## WHAT NEEDS TO BE DONE
From the listing below, copy every line with the word "name".

Structured figure records:

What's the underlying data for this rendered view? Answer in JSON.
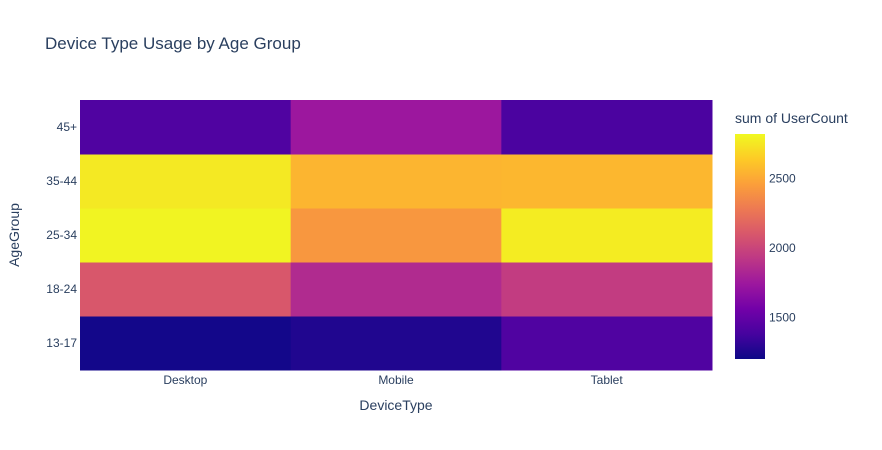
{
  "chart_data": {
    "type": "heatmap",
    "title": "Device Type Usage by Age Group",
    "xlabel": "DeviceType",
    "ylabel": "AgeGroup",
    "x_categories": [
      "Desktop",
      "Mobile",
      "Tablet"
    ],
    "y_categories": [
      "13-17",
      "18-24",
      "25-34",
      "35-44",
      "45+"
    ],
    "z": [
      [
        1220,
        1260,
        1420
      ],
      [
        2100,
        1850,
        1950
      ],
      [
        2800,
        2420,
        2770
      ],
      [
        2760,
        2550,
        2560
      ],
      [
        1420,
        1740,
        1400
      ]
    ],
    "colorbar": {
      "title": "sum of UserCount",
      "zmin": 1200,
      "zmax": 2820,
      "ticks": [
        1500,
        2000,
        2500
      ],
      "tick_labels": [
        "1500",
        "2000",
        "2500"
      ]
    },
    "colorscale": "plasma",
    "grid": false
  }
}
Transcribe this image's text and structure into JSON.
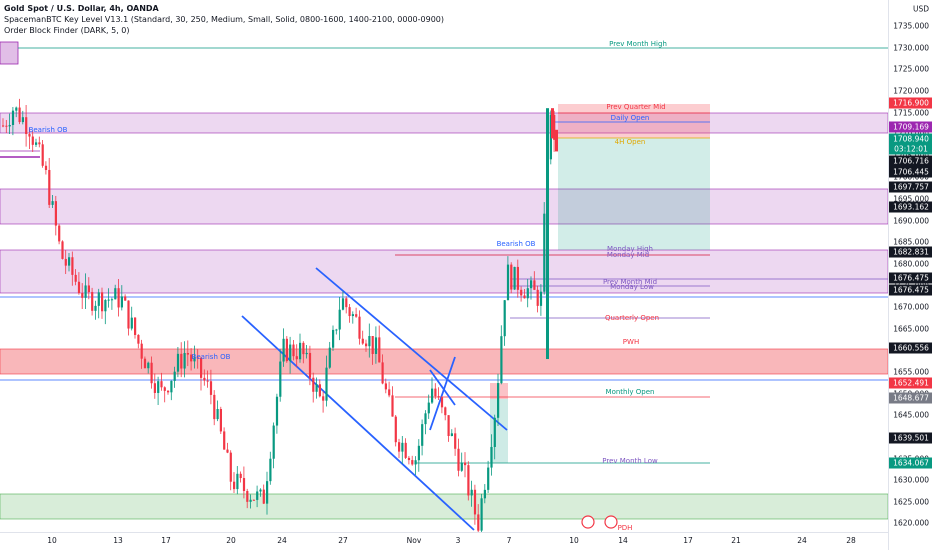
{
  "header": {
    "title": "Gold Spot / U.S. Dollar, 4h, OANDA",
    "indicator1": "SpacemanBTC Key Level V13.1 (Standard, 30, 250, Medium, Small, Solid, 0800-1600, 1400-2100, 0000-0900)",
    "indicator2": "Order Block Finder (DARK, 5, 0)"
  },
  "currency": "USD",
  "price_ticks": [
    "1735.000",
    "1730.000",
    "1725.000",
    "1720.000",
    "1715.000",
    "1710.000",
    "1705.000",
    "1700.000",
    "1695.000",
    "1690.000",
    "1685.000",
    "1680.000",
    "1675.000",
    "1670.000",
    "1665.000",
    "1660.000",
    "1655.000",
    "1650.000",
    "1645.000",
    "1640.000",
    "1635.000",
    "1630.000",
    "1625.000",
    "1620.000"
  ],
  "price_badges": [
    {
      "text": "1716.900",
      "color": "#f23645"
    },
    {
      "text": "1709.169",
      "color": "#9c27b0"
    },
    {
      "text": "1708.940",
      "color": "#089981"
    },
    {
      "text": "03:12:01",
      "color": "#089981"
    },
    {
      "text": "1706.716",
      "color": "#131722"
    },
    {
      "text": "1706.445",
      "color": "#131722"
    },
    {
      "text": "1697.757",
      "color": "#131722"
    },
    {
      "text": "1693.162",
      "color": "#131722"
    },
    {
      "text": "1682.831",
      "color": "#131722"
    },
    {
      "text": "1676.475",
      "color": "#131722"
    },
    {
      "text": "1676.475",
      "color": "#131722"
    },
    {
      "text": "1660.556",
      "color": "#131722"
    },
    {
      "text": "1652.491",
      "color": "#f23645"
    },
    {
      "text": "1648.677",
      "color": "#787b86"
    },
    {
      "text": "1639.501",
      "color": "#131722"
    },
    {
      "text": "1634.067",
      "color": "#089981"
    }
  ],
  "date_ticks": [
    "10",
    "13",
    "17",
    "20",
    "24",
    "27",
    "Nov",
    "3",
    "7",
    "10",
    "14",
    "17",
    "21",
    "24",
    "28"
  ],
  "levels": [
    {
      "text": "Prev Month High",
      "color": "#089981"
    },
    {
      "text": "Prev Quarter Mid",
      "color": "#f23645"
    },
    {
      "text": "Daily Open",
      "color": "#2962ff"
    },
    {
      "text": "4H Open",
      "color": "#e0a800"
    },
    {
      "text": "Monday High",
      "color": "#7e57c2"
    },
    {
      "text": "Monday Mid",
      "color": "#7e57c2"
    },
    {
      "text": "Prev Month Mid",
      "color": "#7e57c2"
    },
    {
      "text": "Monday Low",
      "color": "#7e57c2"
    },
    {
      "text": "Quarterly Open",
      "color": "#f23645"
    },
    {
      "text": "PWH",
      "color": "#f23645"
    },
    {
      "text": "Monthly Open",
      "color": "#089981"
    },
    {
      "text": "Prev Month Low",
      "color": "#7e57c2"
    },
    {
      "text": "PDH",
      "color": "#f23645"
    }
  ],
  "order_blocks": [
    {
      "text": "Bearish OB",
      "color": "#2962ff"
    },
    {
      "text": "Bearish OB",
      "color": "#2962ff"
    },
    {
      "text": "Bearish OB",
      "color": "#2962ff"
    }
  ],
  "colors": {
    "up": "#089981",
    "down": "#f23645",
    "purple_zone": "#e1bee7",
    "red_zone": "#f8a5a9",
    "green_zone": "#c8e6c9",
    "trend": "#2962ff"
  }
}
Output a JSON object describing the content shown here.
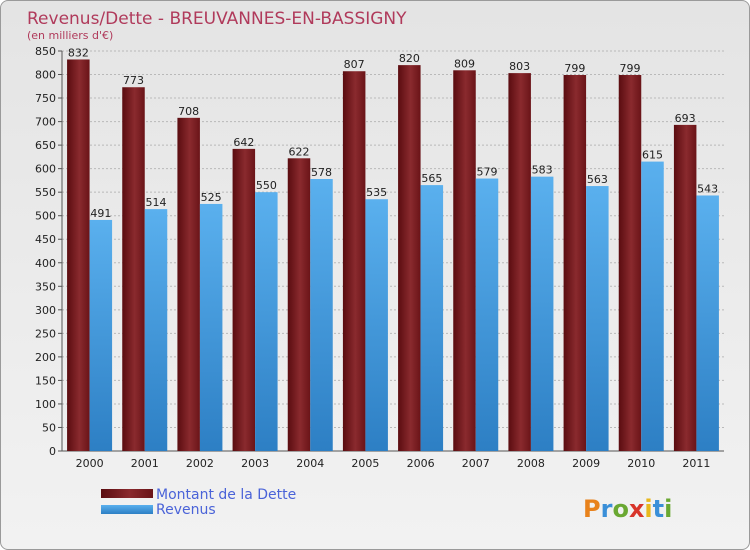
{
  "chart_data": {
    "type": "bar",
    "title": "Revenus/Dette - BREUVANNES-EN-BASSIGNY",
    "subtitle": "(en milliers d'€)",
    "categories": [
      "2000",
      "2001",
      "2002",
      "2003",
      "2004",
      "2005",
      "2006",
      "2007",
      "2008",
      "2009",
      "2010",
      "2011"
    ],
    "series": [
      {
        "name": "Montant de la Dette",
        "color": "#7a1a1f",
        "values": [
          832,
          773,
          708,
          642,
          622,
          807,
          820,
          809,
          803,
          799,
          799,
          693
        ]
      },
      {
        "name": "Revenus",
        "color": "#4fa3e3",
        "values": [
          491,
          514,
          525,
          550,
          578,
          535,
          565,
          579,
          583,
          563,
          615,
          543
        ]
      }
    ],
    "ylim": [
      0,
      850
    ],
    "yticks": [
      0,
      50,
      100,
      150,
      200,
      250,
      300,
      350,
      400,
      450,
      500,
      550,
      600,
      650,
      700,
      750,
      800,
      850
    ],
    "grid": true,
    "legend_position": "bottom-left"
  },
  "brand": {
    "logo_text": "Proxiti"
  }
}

## TASK ANSWER
        "name": "Montant de la Dette",
        "name": "Revenus",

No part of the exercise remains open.